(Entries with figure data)
## start
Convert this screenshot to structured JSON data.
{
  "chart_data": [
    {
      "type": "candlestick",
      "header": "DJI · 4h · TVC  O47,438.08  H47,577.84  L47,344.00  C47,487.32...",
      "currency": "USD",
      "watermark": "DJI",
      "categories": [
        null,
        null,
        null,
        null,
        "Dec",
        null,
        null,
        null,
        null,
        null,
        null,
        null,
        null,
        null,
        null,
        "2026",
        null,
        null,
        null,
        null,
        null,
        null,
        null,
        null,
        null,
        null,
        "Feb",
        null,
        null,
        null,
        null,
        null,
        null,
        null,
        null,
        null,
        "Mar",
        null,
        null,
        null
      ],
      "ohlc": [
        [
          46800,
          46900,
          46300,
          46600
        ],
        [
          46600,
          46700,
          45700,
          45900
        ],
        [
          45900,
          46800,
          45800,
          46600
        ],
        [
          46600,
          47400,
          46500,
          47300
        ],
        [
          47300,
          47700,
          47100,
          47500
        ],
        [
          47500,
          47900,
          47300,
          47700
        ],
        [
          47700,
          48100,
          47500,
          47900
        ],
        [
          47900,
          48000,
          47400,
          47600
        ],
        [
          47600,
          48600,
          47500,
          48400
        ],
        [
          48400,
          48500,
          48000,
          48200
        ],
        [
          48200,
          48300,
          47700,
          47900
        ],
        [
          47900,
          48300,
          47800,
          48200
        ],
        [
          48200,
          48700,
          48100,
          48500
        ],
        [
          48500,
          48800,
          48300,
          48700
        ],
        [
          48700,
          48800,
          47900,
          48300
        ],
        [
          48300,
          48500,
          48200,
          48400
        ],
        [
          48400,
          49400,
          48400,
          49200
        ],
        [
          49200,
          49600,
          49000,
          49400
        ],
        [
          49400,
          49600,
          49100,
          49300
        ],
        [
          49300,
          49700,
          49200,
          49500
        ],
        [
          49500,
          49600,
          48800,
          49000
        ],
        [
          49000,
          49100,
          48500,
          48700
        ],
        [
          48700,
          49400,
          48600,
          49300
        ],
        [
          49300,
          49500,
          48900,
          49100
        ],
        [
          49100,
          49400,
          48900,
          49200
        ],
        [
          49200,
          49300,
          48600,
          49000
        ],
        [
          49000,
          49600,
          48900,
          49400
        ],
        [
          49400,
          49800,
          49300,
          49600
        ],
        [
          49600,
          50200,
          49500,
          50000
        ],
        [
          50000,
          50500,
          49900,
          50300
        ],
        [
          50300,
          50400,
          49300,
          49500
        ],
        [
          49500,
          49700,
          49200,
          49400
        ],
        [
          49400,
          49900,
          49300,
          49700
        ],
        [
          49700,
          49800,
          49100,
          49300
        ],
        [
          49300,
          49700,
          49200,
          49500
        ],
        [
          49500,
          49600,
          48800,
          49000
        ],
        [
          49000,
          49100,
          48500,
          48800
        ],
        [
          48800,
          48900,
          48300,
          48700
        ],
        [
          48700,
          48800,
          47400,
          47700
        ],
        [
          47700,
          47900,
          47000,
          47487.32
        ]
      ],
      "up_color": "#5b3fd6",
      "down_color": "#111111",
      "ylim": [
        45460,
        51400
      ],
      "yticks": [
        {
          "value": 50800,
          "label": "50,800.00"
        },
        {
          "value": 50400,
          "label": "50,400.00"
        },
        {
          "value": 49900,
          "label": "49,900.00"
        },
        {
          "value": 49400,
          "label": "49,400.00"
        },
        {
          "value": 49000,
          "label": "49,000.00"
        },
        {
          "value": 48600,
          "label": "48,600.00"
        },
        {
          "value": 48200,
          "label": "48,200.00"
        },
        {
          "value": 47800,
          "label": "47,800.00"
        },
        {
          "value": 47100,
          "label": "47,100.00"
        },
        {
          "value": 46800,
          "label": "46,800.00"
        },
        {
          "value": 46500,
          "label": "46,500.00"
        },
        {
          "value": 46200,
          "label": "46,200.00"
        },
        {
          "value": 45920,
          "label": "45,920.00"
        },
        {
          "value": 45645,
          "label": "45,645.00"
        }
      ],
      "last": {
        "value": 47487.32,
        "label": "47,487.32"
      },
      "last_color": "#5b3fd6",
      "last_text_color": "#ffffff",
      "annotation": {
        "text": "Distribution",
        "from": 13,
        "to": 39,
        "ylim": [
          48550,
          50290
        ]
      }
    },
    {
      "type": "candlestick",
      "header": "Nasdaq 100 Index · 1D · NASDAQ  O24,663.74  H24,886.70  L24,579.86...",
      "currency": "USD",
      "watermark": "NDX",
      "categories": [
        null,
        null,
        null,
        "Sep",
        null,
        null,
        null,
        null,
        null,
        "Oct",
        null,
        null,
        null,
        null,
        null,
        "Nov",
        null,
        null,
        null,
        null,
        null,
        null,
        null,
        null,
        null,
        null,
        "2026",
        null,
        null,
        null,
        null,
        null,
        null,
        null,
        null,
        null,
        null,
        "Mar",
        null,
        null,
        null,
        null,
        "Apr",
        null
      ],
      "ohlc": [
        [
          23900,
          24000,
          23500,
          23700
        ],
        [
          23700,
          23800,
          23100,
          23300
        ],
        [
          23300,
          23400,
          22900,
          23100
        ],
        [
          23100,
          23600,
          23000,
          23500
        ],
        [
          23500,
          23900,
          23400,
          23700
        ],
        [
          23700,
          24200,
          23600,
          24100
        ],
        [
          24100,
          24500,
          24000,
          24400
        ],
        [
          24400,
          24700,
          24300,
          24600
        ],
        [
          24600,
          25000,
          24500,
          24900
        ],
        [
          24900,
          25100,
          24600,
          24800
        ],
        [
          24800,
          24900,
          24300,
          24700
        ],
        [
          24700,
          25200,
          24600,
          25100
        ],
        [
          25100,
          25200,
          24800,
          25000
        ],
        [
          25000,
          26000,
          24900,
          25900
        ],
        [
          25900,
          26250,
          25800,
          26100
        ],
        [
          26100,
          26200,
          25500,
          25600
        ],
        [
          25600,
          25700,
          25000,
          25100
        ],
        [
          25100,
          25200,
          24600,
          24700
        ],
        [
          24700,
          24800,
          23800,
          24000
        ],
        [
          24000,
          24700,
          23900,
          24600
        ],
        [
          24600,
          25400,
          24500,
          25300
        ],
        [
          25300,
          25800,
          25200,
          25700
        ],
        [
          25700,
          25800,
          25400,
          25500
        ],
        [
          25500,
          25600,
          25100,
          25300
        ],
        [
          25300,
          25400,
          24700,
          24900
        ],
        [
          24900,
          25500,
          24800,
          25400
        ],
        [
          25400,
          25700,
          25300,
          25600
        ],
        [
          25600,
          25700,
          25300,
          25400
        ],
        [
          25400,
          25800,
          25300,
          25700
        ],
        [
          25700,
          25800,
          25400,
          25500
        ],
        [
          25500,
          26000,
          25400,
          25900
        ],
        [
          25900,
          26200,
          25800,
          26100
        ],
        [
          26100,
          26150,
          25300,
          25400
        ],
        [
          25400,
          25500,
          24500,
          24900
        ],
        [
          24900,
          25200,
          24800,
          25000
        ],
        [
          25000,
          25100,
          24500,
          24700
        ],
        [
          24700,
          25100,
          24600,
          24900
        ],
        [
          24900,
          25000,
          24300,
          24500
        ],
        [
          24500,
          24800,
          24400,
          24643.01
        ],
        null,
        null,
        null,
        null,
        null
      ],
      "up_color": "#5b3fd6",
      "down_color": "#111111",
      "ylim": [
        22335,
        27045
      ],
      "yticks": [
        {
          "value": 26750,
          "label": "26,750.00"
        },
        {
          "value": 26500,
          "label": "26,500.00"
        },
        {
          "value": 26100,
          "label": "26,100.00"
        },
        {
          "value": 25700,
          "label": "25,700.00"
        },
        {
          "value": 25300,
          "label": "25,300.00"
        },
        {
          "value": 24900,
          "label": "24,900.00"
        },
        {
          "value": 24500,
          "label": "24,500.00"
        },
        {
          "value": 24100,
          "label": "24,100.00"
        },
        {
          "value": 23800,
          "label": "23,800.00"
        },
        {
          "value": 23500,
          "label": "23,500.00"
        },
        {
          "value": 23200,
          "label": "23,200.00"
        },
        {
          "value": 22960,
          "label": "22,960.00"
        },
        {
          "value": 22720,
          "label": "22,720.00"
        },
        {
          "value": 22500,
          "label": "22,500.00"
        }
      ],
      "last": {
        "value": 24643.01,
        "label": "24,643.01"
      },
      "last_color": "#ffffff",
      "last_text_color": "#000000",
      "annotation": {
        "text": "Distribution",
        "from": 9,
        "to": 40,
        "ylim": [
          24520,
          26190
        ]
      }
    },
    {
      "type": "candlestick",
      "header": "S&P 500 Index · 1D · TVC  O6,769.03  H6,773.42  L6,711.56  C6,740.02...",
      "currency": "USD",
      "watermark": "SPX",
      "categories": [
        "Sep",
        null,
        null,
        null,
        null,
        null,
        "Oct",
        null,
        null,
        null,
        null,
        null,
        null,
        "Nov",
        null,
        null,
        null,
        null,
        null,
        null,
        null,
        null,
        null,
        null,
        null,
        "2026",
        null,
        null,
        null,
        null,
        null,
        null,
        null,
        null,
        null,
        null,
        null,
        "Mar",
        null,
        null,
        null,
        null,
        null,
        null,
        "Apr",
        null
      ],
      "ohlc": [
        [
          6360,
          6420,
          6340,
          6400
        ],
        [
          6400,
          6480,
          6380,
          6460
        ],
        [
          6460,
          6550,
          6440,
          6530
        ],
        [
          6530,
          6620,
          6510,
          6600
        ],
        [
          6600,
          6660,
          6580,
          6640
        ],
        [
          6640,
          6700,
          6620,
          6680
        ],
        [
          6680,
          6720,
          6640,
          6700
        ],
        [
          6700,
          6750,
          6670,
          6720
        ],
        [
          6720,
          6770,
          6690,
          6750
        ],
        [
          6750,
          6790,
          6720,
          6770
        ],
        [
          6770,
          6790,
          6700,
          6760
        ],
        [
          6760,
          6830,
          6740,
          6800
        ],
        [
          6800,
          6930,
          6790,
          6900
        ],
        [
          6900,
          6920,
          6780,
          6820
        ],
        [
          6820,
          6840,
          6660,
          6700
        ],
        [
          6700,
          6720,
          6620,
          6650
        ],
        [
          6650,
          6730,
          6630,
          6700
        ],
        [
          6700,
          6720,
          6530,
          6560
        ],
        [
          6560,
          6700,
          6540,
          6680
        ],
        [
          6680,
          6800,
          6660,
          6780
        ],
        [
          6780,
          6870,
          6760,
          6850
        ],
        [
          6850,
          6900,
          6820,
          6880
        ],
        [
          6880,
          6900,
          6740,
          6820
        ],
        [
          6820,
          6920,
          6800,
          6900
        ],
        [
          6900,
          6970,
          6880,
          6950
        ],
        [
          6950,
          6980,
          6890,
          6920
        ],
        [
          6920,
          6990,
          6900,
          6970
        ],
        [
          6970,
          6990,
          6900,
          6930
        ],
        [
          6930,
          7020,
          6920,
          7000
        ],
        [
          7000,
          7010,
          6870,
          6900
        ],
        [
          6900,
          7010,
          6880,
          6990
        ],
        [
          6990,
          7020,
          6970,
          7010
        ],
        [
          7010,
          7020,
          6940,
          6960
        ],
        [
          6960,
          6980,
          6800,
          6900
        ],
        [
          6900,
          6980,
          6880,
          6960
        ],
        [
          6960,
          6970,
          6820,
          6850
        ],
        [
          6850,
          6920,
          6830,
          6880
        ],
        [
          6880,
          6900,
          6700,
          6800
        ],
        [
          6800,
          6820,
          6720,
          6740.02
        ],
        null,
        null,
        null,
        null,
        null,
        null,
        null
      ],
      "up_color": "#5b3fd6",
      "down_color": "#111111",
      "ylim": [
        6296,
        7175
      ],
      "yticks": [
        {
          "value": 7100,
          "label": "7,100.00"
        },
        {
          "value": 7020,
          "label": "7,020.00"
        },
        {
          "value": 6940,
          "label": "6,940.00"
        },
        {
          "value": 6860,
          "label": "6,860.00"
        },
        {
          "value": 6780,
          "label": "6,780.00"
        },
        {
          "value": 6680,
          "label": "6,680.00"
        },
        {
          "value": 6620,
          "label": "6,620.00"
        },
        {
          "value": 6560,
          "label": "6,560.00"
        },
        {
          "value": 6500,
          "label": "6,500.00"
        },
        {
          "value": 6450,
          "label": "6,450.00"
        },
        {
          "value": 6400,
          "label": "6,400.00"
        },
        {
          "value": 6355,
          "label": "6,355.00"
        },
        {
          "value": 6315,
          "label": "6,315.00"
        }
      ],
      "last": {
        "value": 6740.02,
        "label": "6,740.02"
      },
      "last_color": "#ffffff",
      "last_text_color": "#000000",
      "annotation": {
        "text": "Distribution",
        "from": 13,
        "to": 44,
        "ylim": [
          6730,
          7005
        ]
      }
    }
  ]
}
## end
[EXERCISE BRIEF] Scan the data above; copy every line where "Index" appears.

[TASK RESPONSE]
      "header": "Nasdaq 100 Index · 1D · NASDAQ  O24,663.74  H24,886.70  L24,579.86...",
      "header": "S&P 500 Index · 1D · TVC  O6,769.03  H6,773.42  L6,711.56  C6,740.02...",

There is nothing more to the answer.